Pull out all lines from the listing below in which the word "this" appears.

• **Records shown**

>> Start

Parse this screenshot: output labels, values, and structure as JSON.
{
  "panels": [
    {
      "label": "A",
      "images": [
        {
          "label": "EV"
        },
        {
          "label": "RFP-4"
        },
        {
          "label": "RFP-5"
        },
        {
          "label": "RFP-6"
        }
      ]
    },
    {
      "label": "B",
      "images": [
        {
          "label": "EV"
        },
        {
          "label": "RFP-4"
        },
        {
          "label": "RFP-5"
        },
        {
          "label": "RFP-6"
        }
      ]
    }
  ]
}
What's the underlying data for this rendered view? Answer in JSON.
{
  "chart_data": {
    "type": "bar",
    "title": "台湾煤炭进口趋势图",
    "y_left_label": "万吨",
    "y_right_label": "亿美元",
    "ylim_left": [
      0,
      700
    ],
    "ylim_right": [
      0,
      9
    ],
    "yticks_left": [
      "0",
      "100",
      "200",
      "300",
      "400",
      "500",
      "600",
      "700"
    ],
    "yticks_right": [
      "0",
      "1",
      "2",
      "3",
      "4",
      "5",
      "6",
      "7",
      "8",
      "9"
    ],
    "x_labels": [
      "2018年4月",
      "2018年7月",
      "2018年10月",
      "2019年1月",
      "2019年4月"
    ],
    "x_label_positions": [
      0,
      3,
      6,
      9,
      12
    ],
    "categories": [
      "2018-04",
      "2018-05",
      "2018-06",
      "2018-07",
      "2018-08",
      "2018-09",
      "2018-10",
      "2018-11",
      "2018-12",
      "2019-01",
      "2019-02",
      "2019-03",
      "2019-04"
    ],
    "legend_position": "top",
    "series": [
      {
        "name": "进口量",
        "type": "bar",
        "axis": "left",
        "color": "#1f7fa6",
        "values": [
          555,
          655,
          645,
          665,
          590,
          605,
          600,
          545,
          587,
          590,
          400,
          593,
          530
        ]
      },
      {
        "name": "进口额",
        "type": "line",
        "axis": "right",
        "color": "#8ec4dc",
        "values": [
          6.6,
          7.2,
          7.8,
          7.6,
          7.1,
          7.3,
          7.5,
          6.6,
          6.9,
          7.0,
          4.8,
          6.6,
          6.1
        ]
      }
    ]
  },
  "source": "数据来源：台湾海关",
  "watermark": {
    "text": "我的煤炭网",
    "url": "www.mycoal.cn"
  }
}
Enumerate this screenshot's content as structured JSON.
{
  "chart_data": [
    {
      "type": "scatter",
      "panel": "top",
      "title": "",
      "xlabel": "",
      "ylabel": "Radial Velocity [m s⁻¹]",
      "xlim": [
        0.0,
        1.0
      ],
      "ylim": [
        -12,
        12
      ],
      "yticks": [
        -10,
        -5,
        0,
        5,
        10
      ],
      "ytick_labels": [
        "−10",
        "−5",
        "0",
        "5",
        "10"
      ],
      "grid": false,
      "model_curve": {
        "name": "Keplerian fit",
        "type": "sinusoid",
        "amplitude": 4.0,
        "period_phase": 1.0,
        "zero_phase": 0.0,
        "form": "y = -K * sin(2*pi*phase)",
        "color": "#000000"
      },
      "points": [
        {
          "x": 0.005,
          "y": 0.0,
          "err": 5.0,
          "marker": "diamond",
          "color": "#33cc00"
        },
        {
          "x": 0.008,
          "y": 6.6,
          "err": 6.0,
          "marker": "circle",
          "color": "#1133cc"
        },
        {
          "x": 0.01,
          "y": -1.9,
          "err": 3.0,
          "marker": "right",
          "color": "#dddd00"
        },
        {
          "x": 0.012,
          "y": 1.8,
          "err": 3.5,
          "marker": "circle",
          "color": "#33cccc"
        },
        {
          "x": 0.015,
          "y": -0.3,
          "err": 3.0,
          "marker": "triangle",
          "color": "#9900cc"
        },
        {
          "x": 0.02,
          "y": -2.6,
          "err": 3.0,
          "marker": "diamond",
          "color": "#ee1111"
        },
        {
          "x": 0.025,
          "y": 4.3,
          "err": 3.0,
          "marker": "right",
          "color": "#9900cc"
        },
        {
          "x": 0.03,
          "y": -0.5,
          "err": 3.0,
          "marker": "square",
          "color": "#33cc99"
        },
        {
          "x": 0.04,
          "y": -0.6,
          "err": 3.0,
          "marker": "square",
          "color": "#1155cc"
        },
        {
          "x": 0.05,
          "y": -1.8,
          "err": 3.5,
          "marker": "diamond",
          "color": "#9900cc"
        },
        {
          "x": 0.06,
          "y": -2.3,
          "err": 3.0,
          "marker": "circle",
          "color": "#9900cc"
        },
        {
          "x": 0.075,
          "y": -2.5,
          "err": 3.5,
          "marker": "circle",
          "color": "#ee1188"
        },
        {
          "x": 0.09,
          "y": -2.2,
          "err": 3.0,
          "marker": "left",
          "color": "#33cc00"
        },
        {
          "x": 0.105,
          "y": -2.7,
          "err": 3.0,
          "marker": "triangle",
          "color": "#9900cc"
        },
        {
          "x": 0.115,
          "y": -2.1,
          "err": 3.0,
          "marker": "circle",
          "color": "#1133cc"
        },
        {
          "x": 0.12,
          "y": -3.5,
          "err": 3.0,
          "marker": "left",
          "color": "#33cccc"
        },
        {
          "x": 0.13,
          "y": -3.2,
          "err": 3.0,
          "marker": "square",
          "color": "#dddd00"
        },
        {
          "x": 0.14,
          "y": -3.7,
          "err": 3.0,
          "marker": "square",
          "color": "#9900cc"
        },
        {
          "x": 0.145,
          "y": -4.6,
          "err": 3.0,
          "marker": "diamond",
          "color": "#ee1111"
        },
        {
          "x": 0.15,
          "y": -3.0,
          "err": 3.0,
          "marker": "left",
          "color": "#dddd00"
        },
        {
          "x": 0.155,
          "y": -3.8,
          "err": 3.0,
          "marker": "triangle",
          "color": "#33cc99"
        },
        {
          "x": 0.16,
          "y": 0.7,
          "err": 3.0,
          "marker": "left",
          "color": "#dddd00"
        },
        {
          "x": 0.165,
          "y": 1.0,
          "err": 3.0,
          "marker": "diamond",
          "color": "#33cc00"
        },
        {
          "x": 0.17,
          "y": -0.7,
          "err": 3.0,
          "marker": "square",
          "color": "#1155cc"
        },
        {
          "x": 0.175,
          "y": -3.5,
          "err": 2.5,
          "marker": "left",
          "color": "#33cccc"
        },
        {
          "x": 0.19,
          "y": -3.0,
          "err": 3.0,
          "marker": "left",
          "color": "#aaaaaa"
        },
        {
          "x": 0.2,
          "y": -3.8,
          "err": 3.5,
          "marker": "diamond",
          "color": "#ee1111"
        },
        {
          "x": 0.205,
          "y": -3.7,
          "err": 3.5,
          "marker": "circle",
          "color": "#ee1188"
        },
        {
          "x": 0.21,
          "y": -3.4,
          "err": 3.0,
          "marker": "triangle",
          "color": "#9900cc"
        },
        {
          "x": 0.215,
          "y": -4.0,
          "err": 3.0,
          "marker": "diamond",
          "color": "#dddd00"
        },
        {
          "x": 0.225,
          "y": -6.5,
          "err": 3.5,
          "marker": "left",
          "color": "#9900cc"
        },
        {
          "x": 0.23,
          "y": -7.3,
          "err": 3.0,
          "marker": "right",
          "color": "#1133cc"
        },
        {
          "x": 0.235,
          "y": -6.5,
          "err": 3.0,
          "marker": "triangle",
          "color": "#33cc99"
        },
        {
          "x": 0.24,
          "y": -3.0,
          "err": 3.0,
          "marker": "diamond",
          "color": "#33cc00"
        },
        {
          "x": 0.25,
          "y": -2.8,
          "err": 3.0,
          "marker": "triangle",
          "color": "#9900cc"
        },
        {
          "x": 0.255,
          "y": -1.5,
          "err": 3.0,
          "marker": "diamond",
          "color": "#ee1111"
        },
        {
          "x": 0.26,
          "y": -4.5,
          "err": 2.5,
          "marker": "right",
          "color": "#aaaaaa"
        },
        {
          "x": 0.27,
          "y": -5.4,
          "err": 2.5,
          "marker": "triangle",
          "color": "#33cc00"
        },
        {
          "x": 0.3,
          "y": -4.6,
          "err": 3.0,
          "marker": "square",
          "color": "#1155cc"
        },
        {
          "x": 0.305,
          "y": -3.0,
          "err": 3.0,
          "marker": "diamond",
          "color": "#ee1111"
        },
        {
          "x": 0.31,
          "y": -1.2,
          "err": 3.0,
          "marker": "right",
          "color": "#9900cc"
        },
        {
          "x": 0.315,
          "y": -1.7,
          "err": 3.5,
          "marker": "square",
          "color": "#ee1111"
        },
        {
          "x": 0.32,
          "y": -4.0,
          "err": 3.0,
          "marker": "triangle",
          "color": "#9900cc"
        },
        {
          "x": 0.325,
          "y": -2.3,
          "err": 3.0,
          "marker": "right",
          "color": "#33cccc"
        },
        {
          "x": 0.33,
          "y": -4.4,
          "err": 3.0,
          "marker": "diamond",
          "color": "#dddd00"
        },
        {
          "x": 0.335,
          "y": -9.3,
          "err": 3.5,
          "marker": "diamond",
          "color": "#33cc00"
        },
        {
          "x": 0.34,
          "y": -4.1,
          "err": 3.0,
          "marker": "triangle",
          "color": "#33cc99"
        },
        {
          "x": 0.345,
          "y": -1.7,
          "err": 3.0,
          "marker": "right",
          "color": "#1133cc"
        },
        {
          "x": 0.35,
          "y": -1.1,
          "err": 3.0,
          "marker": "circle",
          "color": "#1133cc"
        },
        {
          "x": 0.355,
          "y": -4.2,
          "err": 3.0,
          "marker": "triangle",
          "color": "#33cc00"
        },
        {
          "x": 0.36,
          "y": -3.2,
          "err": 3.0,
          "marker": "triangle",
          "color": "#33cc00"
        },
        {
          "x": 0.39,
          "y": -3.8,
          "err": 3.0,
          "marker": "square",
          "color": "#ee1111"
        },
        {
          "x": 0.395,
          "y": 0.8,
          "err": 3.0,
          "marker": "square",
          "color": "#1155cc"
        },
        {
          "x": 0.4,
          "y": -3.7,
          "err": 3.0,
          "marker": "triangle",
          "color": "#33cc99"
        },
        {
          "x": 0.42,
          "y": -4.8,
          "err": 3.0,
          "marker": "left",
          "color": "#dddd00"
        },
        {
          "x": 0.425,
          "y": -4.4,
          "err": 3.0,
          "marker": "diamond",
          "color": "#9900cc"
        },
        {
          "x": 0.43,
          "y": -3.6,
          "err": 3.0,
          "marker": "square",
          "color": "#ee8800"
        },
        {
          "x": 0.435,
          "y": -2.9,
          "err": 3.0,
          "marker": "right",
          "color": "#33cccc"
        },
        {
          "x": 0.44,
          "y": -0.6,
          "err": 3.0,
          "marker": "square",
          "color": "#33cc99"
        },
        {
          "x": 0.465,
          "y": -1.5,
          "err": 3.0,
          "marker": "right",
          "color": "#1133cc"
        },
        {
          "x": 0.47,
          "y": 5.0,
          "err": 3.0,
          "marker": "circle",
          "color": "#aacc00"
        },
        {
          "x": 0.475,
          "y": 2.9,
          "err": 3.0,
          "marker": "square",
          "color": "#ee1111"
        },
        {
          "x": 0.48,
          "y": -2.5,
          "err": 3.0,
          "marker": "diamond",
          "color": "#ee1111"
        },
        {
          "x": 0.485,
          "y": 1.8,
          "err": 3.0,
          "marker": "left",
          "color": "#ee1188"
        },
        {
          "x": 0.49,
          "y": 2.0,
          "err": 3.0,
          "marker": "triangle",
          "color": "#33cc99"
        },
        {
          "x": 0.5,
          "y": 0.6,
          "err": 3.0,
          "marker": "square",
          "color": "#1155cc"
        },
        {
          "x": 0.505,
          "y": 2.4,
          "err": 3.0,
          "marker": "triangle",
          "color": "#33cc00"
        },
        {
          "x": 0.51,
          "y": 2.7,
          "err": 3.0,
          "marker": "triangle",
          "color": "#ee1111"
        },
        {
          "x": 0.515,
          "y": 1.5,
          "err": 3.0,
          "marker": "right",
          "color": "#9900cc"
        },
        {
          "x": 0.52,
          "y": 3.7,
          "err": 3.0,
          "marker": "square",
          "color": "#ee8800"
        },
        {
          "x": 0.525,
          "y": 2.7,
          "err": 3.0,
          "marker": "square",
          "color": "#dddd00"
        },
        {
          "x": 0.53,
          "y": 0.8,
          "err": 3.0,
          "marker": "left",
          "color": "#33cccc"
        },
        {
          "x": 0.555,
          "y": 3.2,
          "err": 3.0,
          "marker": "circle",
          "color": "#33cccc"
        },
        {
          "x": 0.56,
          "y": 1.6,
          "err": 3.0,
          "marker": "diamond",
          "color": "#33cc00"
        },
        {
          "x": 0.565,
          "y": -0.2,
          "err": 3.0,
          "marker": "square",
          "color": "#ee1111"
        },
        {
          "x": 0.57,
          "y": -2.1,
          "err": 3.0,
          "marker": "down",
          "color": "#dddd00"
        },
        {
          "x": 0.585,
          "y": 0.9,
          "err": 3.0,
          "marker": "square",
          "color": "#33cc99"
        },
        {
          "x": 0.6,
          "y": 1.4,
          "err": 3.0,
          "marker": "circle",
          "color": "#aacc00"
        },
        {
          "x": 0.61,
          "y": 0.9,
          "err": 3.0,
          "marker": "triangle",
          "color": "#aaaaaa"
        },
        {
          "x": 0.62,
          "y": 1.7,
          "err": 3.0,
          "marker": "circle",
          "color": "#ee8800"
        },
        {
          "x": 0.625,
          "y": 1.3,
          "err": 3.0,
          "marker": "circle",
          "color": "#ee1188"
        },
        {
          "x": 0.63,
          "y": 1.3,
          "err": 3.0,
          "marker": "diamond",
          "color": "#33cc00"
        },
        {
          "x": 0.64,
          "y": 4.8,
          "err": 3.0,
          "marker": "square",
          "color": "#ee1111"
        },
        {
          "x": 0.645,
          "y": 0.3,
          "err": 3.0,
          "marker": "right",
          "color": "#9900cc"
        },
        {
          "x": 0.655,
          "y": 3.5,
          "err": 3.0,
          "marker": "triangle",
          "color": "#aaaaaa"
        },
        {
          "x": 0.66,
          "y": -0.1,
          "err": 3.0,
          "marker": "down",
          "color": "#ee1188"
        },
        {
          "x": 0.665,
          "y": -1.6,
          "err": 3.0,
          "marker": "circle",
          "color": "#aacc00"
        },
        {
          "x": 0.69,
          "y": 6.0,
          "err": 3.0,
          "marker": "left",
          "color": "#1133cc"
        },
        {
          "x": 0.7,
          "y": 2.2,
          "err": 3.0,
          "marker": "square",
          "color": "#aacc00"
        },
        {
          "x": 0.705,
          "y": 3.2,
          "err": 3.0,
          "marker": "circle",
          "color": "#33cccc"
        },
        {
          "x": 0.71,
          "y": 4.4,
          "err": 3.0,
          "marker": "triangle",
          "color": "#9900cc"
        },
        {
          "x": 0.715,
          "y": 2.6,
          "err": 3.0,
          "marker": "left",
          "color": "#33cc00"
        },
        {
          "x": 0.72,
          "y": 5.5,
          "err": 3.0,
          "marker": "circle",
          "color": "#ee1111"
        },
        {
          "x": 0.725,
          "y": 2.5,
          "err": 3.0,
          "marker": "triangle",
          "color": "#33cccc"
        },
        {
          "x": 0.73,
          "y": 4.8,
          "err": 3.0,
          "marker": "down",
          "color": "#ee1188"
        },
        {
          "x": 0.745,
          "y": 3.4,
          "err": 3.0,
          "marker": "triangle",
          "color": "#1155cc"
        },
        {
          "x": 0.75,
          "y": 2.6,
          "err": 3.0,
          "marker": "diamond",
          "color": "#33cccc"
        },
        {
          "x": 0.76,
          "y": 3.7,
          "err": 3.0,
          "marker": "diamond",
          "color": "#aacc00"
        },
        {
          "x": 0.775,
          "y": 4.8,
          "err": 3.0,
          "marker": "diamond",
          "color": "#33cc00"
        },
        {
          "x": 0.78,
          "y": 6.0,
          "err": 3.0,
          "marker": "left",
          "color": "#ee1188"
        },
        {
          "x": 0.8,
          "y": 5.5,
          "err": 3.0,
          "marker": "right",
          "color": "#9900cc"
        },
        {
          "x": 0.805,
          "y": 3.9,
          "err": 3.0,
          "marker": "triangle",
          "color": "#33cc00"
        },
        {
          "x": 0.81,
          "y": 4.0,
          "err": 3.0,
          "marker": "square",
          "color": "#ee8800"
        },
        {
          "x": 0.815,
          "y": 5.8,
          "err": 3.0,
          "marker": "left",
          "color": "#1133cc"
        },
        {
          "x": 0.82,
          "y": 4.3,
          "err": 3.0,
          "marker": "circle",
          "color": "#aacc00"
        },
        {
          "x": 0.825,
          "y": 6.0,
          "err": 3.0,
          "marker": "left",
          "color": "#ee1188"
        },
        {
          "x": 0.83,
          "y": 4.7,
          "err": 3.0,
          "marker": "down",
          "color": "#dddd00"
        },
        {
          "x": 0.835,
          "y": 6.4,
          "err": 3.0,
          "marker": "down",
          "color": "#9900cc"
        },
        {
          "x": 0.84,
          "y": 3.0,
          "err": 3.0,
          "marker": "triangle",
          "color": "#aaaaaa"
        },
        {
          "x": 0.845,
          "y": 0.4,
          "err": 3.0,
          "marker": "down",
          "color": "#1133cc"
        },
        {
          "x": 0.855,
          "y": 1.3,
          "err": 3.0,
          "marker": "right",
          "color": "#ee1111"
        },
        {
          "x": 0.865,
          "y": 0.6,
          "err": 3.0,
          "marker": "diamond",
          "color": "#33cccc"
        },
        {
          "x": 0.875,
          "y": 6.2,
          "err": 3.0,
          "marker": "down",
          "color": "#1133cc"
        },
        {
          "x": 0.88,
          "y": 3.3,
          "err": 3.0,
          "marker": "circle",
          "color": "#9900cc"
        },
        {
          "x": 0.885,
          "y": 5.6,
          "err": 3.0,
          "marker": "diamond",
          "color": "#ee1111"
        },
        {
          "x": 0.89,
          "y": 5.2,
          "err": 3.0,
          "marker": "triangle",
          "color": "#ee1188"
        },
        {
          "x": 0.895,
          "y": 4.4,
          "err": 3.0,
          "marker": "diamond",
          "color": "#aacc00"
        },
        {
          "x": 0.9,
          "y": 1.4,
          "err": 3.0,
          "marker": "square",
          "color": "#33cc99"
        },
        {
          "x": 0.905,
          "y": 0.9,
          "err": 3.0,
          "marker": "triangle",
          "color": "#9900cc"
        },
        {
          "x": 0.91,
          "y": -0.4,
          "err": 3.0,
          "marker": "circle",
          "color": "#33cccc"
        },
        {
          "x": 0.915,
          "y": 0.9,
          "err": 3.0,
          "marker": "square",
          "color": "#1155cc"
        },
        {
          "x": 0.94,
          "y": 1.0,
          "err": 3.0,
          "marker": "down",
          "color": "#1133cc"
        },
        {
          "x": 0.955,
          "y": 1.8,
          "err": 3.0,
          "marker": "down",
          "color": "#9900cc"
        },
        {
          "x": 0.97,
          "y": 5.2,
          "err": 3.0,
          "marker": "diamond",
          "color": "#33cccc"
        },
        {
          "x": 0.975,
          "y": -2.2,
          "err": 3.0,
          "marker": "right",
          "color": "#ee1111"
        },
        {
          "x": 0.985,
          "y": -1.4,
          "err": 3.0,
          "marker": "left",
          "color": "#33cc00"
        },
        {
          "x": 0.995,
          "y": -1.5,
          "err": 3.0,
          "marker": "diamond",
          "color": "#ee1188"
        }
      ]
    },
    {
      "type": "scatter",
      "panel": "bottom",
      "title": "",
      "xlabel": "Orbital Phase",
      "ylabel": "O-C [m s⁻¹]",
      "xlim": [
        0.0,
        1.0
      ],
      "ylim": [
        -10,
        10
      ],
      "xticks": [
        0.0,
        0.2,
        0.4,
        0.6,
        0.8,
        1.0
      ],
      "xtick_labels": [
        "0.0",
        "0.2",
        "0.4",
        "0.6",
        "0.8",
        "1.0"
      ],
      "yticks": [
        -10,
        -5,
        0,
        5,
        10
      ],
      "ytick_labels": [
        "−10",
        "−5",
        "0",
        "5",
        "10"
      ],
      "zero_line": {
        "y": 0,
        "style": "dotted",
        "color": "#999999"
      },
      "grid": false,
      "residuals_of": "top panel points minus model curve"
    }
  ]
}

>> End

• **Problem solution**
Parse this screenshot: output labels, values, and structure as JSON.
What's the underlying data for this rendered view? Answer in JSON.
Enumerate this screenshot's content as structured JSON.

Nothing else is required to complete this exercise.